From the entries below, extract every line that includes the word "title".

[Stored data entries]

## begin

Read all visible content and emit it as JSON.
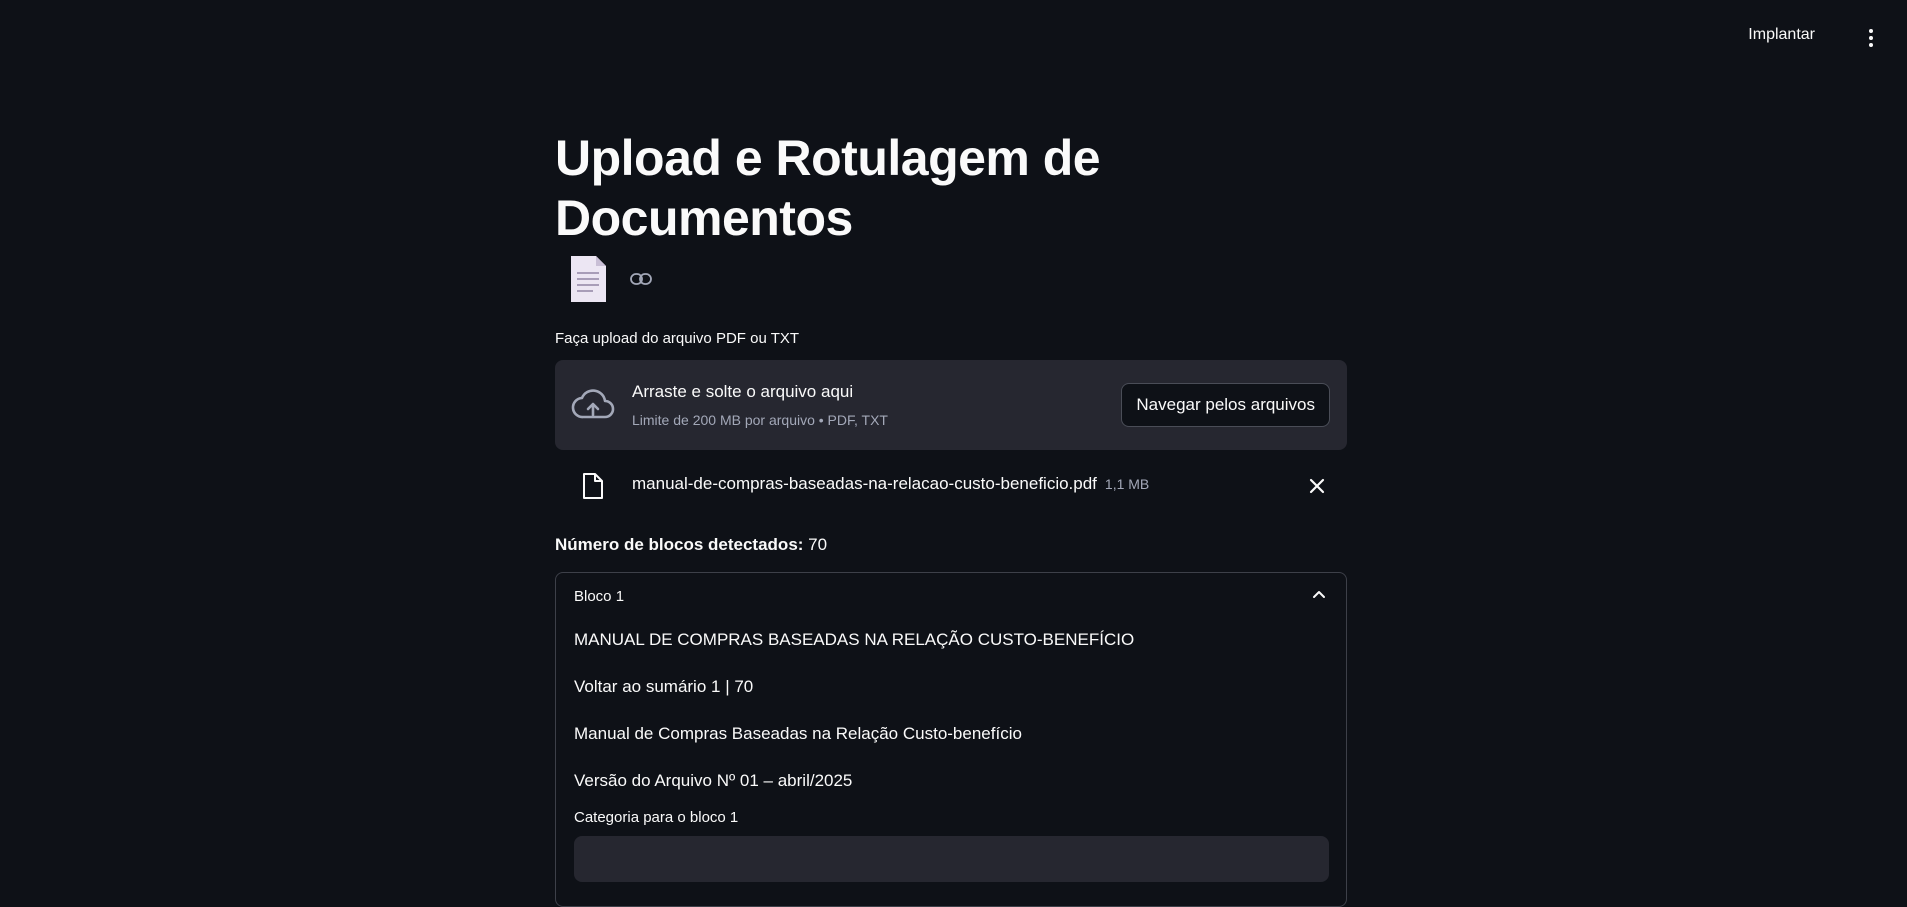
{
  "header": {
    "deploy_label": "Implantar"
  },
  "page": {
    "title": "Upload e Rotulagem de Documentos"
  },
  "uploader": {
    "label": "Faça upload do arquivo PDF ou TXT",
    "drop_text": "Arraste e solte o arquivo aqui",
    "limit_text": "Limite de 200 MB por arquivo • PDF, TXT",
    "browse_label": "Navegar pelos arquivos"
  },
  "uploaded_file": {
    "name": "manual-de-compras-baseadas-na-relacao-custo-beneficio.pdf",
    "size": "1,1 MB"
  },
  "blocks": {
    "count_label": "Número de blocos detectados:",
    "count_value": "70"
  },
  "expander": {
    "title": "Bloco 1",
    "paragraphs": [
      "MANUAL DE COMPRAS BASEADAS NA RELAÇÃO CUSTO-BENEFÍCIO",
      "Voltar ao sumário 1 | 70",
      "Manual de Compras Baseadas na Relação Custo-benefício",
      "Versão do Arquivo Nº 01 – abril/2025"
    ],
    "category_label": "Categoria para o bloco 1",
    "category_value": ""
  },
  "colors": {
    "background": "#0e1117",
    "surface": "#262730",
    "text": "#fafafa",
    "muted": "#a3a8b8",
    "border": "#3d4049"
  },
  "icons": [
    "document-emoji-icon",
    "link-icon",
    "cloud-upload-icon",
    "file-icon",
    "close-icon",
    "chevron-up-icon",
    "kebab-menu-icon"
  ]
}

## end

### Solution to the exercise:
    "title": "Upload e Rotulagem de Documentos"
    "title": "Bloco 1",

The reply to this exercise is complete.